Please write out the complete listing that follows, exactly as it reads.

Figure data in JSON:
======
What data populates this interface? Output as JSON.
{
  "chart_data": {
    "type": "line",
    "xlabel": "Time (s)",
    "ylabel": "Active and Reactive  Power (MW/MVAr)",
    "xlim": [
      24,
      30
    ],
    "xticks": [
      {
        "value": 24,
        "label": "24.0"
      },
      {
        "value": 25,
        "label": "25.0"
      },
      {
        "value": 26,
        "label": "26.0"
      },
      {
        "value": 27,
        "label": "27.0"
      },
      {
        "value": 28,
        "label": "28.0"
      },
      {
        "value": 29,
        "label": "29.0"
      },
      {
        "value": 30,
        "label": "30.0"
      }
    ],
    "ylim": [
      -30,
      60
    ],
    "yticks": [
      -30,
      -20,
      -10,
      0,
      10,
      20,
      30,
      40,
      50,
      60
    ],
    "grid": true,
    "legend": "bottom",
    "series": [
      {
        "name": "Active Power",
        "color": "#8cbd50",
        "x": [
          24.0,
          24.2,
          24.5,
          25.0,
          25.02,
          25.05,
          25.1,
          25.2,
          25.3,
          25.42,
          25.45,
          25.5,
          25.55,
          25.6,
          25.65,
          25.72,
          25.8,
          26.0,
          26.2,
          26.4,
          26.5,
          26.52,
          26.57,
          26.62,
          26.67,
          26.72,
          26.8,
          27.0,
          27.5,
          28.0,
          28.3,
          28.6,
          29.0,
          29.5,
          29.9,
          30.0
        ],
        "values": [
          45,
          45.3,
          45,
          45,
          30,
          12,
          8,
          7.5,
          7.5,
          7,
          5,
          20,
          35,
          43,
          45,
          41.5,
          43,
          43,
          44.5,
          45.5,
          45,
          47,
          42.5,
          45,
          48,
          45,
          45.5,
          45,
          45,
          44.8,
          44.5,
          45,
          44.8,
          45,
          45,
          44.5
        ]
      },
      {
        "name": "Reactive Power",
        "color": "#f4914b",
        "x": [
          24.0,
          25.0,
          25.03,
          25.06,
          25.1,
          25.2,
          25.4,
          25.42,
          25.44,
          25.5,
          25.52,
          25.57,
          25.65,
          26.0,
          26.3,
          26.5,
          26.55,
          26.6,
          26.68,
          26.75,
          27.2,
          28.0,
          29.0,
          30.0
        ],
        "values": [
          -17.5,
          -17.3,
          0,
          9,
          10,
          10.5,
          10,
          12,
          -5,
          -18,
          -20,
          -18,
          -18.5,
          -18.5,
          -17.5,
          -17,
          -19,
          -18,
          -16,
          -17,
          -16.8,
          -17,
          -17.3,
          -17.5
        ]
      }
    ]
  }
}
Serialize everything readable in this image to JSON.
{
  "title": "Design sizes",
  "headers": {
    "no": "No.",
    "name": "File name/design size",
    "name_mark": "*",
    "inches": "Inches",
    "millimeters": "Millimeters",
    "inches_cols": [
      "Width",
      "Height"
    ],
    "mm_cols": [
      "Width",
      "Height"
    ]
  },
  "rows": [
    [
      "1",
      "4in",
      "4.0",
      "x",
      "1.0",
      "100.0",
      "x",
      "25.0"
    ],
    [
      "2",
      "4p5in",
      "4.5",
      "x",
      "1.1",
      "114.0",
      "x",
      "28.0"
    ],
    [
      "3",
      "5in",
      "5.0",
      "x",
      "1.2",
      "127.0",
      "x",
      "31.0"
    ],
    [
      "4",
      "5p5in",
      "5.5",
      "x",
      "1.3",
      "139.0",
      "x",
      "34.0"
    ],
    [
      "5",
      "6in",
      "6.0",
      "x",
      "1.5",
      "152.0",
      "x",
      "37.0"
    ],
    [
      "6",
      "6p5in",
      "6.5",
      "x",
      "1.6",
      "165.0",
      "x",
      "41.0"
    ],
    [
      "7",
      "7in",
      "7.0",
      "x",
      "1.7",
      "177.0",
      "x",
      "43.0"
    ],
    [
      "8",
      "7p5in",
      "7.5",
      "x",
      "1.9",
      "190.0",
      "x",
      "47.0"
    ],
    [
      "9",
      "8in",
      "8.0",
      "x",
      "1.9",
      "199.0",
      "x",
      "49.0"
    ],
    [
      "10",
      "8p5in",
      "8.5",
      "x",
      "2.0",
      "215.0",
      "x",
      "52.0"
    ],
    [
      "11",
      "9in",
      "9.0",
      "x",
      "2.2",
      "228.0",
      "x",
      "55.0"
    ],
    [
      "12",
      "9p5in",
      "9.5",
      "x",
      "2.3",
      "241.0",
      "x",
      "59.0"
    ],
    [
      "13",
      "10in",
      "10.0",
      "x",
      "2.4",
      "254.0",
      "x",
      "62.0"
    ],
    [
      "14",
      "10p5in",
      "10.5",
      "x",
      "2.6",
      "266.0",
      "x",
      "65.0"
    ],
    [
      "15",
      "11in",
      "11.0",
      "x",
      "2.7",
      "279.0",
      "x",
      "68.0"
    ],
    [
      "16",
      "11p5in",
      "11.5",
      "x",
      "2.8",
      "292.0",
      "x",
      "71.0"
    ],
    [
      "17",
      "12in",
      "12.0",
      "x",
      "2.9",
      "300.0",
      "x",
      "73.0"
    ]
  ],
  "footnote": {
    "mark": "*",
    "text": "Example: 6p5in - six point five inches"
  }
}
======
» **PROBLEM SOLUTION**
What data populates this interface? Output as JSON.
{
  "chart_data": {
    "type": "line",
    "xlabel": "Time (s)",
    "ylabel": "Active and Reactive  Power (MW/MVAr)",
    "xlim": [
      24,
      30
    ],
    "xticks": [
      {
        "value": 24,
        "label": "24.0"
      },
      {
        "value": 25,
        "label": "25.0"
      },
      {
        "value": 26,
        "label": "26.0"
      },
      {
        "value": 27,
        "label": "27.0"
      },
      {
        "value": 28,
        "label": "28.0"
      },
      {
        "value": 29,
        "label": "29.0"
      },
      {
        "value": 30,
        "label": "30.0"
      }
    ],
    "ylim": [
      -30,
      60
    ],
    "yticks": [
      -30,
      -20,
      -10,
      0,
      10,
      20,
      30,
      40,
      50,
      60
    ],
    "grid": true,
    "legend": "bottom",
    "series": [
      {
        "name": "Active Power",
        "color": "#8cbd50",
        "x": [
          24.0,
          24.2,
          24.5,
          25.0,
          25.02,
          25.05,
          25.1,
          25.2,
          25.3,
          25.42,
          25.45,
          25.5,
          25.55,
          25.6,
          25.65,
          25.72,
          25.8,
          26.0,
          26.2,
          26.4,
          26.5,
          26.52,
          26.57,
          26.62,
          26.67,
          26.72,
          26.8,
          27.0,
          27.5,
          28.0,
          28.3,
          28.6,
          29.0,
          29.5,
          29.9,
          30.0
        ],
        "values": [
          45,
          45.3,
          45,
          45,
          30,
          12,
          8,
          7.5,
          7.5,
          7,
          5,
          20,
          35,
          43,
          45,
          41.5,
          43,
          43,
          44.5,
          45.5,
          45,
          47,
          42.5,
          45,
          48,
          45,
          45.5,
          45,
          45,
          44.8,
          44.5,
          45,
          44.8,
          45,
          45,
          44.5
        ]
      },
      {
        "name": "Reactive Power",
        "color": "#f4914b",
        "x": [
          24.0,
          25.0,
          25.03,
          25.06,
          25.1,
          25.2,
          25.4,
          25.42,
          25.44,
          25.5,
          25.52,
          25.57,
          25.65,
          26.0,
          26.3,
          26.5,
          26.55,
          26.6,
          26.68,
          26.75,
          27.2,
          28.0,
          29.0,
          30.0
        ],
        "values": [
          -17.5,
          -17.3,
          0,
          9,
          10,
          10.5,
          10,
          12,
          -5,
          -18,
          -20,
          -18,
          -18.5,
          -18.5,
          -17.5,
          -17,
          -19,
          -18,
          -16,
          -17,
          -16.8,
          -17,
          -17.3,
          -17.5
        ]
      }
    ]
  }
}
Serialize everything readable in this image to JSON.
{
  "title": "Design sizes",
  "headers": {
    "no": "No.",
    "name": "File name/design size",
    "name_mark": "*",
    "inches": "Inches",
    "millimeters": "Millimeters",
    "inches_cols": [
      "Width",
      "Height"
    ],
    "mm_cols": [
      "Width",
      "Height"
    ]
  },
  "rows": [
    [
      "1",
      "4in",
      "4.0",
      "x",
      "1.0",
      "100.0",
      "x",
      "25.0"
    ],
    [
      "2",
      "4p5in",
      "4.5",
      "x",
      "1.1",
      "114.0",
      "x",
      "28.0"
    ],
    [
      "3",
      "5in",
      "5.0",
      "x",
      "1.2",
      "127.0",
      "x",
      "31.0"
    ],
    [
      "4",
      "5p5in",
      "5.5",
      "x",
      "1.3",
      "139.0",
      "x",
      "34.0"
    ],
    [
      "5",
      "6in",
      "6.0",
      "x",
      "1.5",
      "152.0",
      "x",
      "37.0"
    ],
    [
      "6",
      "6p5in",
      "6.5",
      "x",
      "1.6",
      "165.0",
      "x",
      "41.0"
    ],
    [
      "7",
      "7in",
      "7.0",
      "x",
      "1.7",
      "177.0",
      "x",
      "43.0"
    ],
    [
      "8",
      "7p5in",
      "7.5",
      "x",
      "1.9",
      "190.0",
      "x",
      "47.0"
    ],
    [
      "9",
      "8in",
      "8.0",
      "x",
      "1.9",
      "199.0",
      "x",
      "49.0"
    ],
    [
      "10",
      "8p5in",
      "8.5",
      "x",
      "2.0",
      "215.0",
      "x",
      "52.0"
    ],
    [
      "11",
      "9in",
      "9.0",
      "x",
      "2.2",
      "228.0",
      "x",
      "55.0"
    ],
    [
      "12",
      "9p5in",
      "9.5",
      "x",
      "2.3",
      "241.0",
      "x",
      "59.0"
    ],
    [
      "13",
      "10in",
      "10.0",
      "x",
      "2.4",
      "254.0",
      "x",
      "62.0"
    ],
    [
      "14",
      "10p5in",
      "10.5",
      "x",
      "2.6",
      "266.0",
      "x",
      "65.0"
    ],
    [
      "15",
      "11in",
      "11.0",
      "x",
      "2.7",
      "279.0",
      "x",
      "68.0"
    ],
    [
      "16",
      "11p5in",
      "11.5",
      "x",
      "2.8",
      "292.0",
      "x",
      "71.0"
    ],
    [
      "17",
      "12in",
      "12.0",
      "x",
      "2.9",
      "300.0",
      "x",
      "73.0"
    ]
  ],
  "footnote": {
    "mark": "*",
    "text": "Example: 6p5in - six point five inches"
  }
}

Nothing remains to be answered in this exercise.